◆ **Set exercise**:
Filter the entries and keep only the lines where the string "Time" appears.

◆ **Information given**:
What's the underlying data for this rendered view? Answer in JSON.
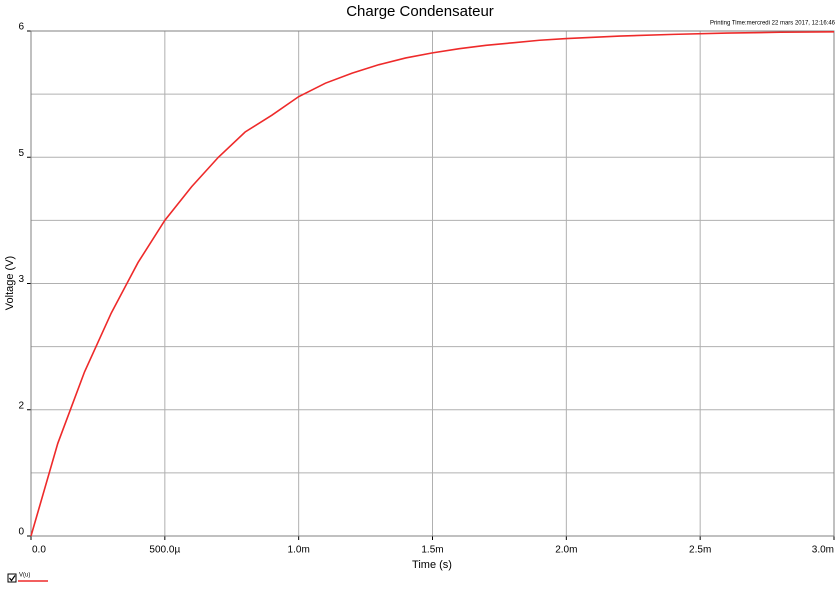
{
  "chart_data": {
    "type": "line",
    "title": "Charge Condensateur",
    "subtitle": "Printing Time:mercredi 22 mars 2017, 12:16:46",
    "xlabel": "Time (s)",
    "ylabel": "Voltage (V)",
    "x": [
      0,
      0.0001,
      0.0002,
      0.0003,
      0.0004,
      0.0005,
      0.0006,
      0.0007,
      0.0008,
      0.0009,
      0.001,
      0.0011,
      0.0012,
      0.0013,
      0.0014,
      0.0015,
      0.0016,
      0.0017,
      0.0018,
      0.0019,
      0.002,
      0.0022,
      0.0024,
      0.0026,
      0.0028,
      0.003
    ],
    "series": [
      {
        "name": "V(u)",
        "color": "#ee2a2a",
        "values": [
          0,
          1.1,
          1.95,
          2.65,
          3.25,
          3.75,
          4.15,
          4.5,
          4.8,
          5.0,
          5.22,
          5.38,
          5.5,
          5.6,
          5.68,
          5.74,
          5.79,
          5.83,
          5.86,
          5.89,
          5.91,
          5.94,
          5.96,
          5.975,
          5.985,
          5.99
        ]
      }
    ],
    "xlim": [
      0,
      0.003
    ],
    "xticks": [
      {
        "value": 0,
        "label": "0.0"
      },
      {
        "value": 0.0005,
        "label": "500.0µ"
      },
      {
        "value": 0.001,
        "label": "1.0m"
      },
      {
        "value": 0.0015,
        "label": "1.5m"
      },
      {
        "value": 0.002,
        "label": "2.0m"
      },
      {
        "value": 0.0025,
        "label": "2.5m"
      },
      {
        "value": 0.003,
        "label": "3.0m"
      }
    ],
    "ylim": [
      0,
      6
    ],
    "yticks": [
      0,
      {
        "value": 1.5,
        "label": "2"
      },
      3,
      {
        "value": 4.5,
        "label": "5"
      },
      6
    ],
    "yminor": [
      0.75,
      2.25,
      3.75,
      5.25
    ],
    "grid": true,
    "legend": "bottom-left"
  }
}
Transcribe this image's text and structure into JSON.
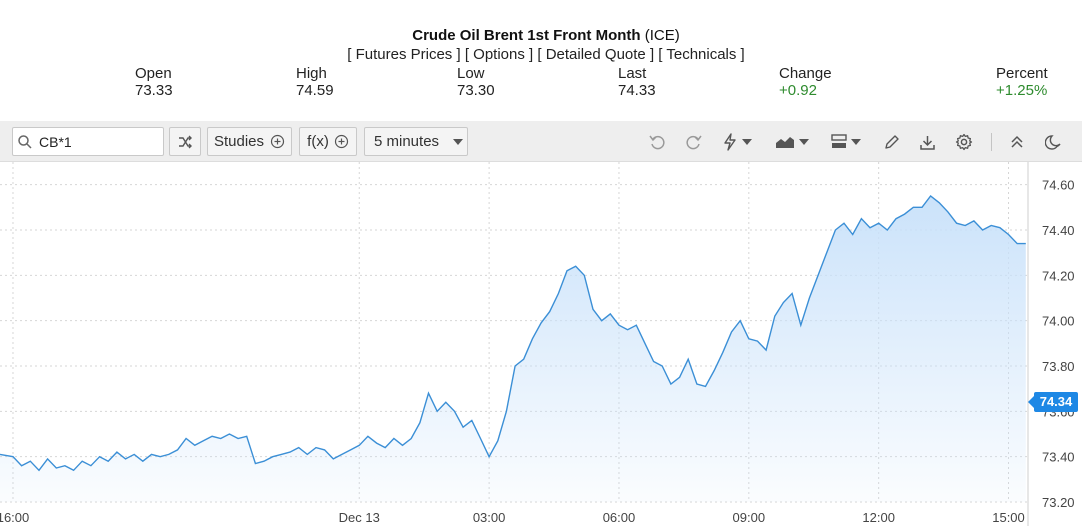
{
  "header": {
    "name": "Crude Oil Brent 1st Front Month",
    "exchange": "(ICE)",
    "links": [
      "[ Futures Prices ]",
      "[ Options ]",
      "[ Detailed Quote ]",
      "[ Technicals ]"
    ]
  },
  "quote": {
    "open": {
      "label": "Open",
      "value": "73.33"
    },
    "high": {
      "label": "High",
      "value": "74.59"
    },
    "low": {
      "label": "Low",
      "value": "73.30"
    },
    "last": {
      "label": "Last",
      "value": "74.33"
    },
    "change": {
      "label": "Change",
      "value": "+0.92"
    },
    "percent": {
      "label": "Percent",
      "value": "+1.25%"
    }
  },
  "toolbar": {
    "symbol_value": "CB*1",
    "studies_label": "Studies",
    "fx_label": "f(x)",
    "interval_label": "5 minutes",
    "icons": [
      "search-icon",
      "compare-icon",
      "plus-circle-icon",
      "undo-icon",
      "redo-icon",
      "lightning-icon",
      "chart-style-icon",
      "layout-icon",
      "pencil-icon",
      "download-icon",
      "gear-icon",
      "collapse-icon",
      "dark-mode-icon"
    ]
  },
  "colors": {
    "line": "#3b8fd6",
    "fill": "#cfe6fb",
    "up": "#2e8b2e",
    "tag": "#1e88e5"
  },
  "current_price_tag": "74.34",
  "chart_data": {
    "type": "area",
    "xlabel": "",
    "ylabel": "",
    "ylim": [
      73.2,
      74.7
    ],
    "x_tick_labels": [
      "16:00",
      "Dec 13",
      "03:00",
      "06:00",
      "09:00",
      "12:00",
      "15:00"
    ],
    "y_tick_labels": [
      "74.60",
      "74.40",
      "74.20",
      "74.00",
      "73.80",
      "73.60",
      "73.40",
      "73.20"
    ],
    "x_range_hours": [
      -8.3,
      15.45
    ],
    "grid": true,
    "series": [
      {
        "values": [
          [
            -8.3,
            73.41
          ],
          [
            -8.0,
            73.4
          ],
          [
            -7.8,
            73.36
          ],
          [
            -7.6,
            73.38
          ],
          [
            -7.4,
            73.34
          ],
          [
            -7.2,
            73.39
          ],
          [
            -7.0,
            73.35
          ],
          [
            -6.8,
            73.36
          ],
          [
            -6.6,
            73.34
          ],
          [
            -6.4,
            73.38
          ],
          [
            -6.2,
            73.36
          ],
          [
            -6.0,
            73.4
          ],
          [
            -5.8,
            73.38
          ],
          [
            -5.6,
            73.42
          ],
          [
            -5.4,
            73.39
          ],
          [
            -5.2,
            73.41
          ],
          [
            -5.0,
            73.38
          ],
          [
            -4.8,
            73.41
          ],
          [
            -4.6,
            73.4
          ],
          [
            -4.4,
            73.41
          ],
          [
            -4.2,
            73.43
          ],
          [
            -4.0,
            73.48
          ],
          [
            -3.8,
            73.45
          ],
          [
            -3.6,
            73.47
          ],
          [
            -3.4,
            73.49
          ],
          [
            -3.2,
            73.48
          ],
          [
            -3.0,
            73.5
          ],
          [
            -2.8,
            73.48
          ],
          [
            -2.6,
            73.49
          ],
          [
            -2.4,
            73.37
          ],
          [
            -2.2,
            73.38
          ],
          [
            -2.0,
            73.4
          ],
          [
            -1.8,
            73.41
          ],
          [
            -1.6,
            73.42
          ],
          [
            -1.4,
            73.44
          ],
          [
            -1.2,
            73.41
          ],
          [
            -1.0,
            73.44
          ],
          [
            -0.8,
            73.43
          ],
          [
            -0.6,
            73.39
          ],
          [
            -0.4,
            73.41
          ],
          [
            -0.2,
            73.43
          ],
          [
            0.0,
            73.45
          ],
          [
            0.2,
            73.49
          ],
          [
            0.4,
            73.46
          ],
          [
            0.6,
            73.44
          ],
          [
            0.8,
            73.48
          ],
          [
            1.0,
            73.45
          ],
          [
            1.2,
            73.48
          ],
          [
            1.4,
            73.55
          ],
          [
            1.6,
            73.68
          ],
          [
            1.8,
            73.6
          ],
          [
            2.0,
            73.64
          ],
          [
            2.2,
            73.6
          ],
          [
            2.4,
            73.53
          ],
          [
            2.6,
            73.56
          ],
          [
            2.8,
            73.48
          ],
          [
            3.0,
            73.4
          ],
          [
            3.2,
            73.47
          ],
          [
            3.4,
            73.6
          ],
          [
            3.6,
            73.8
          ],
          [
            3.8,
            73.83
          ],
          [
            4.0,
            73.92
          ],
          [
            4.2,
            73.99
          ],
          [
            4.4,
            74.04
          ],
          [
            4.6,
            74.12
          ],
          [
            4.8,
            74.22
          ],
          [
            5.0,
            74.24
          ],
          [
            5.2,
            74.2
          ],
          [
            5.4,
            74.05
          ],
          [
            5.6,
            74.0
          ],
          [
            5.8,
            74.03
          ],
          [
            6.0,
            73.98
          ],
          [
            6.2,
            73.96
          ],
          [
            6.4,
            73.98
          ],
          [
            6.6,
            73.9
          ],
          [
            6.8,
            73.82
          ],
          [
            7.0,
            73.8
          ],
          [
            7.2,
            73.72
          ],
          [
            7.4,
            73.75
          ],
          [
            7.6,
            73.83
          ],
          [
            7.8,
            73.72
          ],
          [
            8.0,
            73.71
          ],
          [
            8.2,
            73.78
          ],
          [
            8.4,
            73.86
          ],
          [
            8.6,
            73.95
          ],
          [
            8.8,
            74.0
          ],
          [
            9.0,
            73.92
          ],
          [
            9.2,
            73.91
          ],
          [
            9.4,
            73.87
          ],
          [
            9.6,
            74.02
          ],
          [
            9.8,
            74.08
          ],
          [
            10.0,
            74.12
          ],
          [
            10.2,
            73.98
          ],
          [
            10.4,
            74.1
          ],
          [
            10.6,
            74.2
          ],
          [
            10.8,
            74.3
          ],
          [
            11.0,
            74.4
          ],
          [
            11.2,
            74.43
          ],
          [
            11.4,
            74.38
          ],
          [
            11.6,
            74.45
          ],
          [
            11.8,
            74.41
          ],
          [
            12.0,
            74.43
          ],
          [
            12.2,
            74.4
          ],
          [
            12.4,
            74.45
          ],
          [
            12.6,
            74.47
          ],
          [
            12.8,
            74.5
          ],
          [
            13.0,
            74.5
          ],
          [
            13.2,
            74.55
          ],
          [
            13.4,
            74.52
          ],
          [
            13.6,
            74.48
          ],
          [
            13.8,
            74.43
          ],
          [
            14.0,
            74.42
          ],
          [
            14.2,
            74.44
          ],
          [
            14.4,
            74.4
          ],
          [
            14.6,
            74.42
          ],
          [
            14.8,
            74.41
          ],
          [
            15.0,
            74.38
          ],
          [
            15.2,
            74.34
          ],
          [
            15.4,
            74.34
          ]
        ]
      }
    ]
  }
}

◆ **Answer to the exercise**:
    "subtitle": "Printing Time:mercredi 22 mars 2017, 12:16:46",
    "xlabel": "Time (s)",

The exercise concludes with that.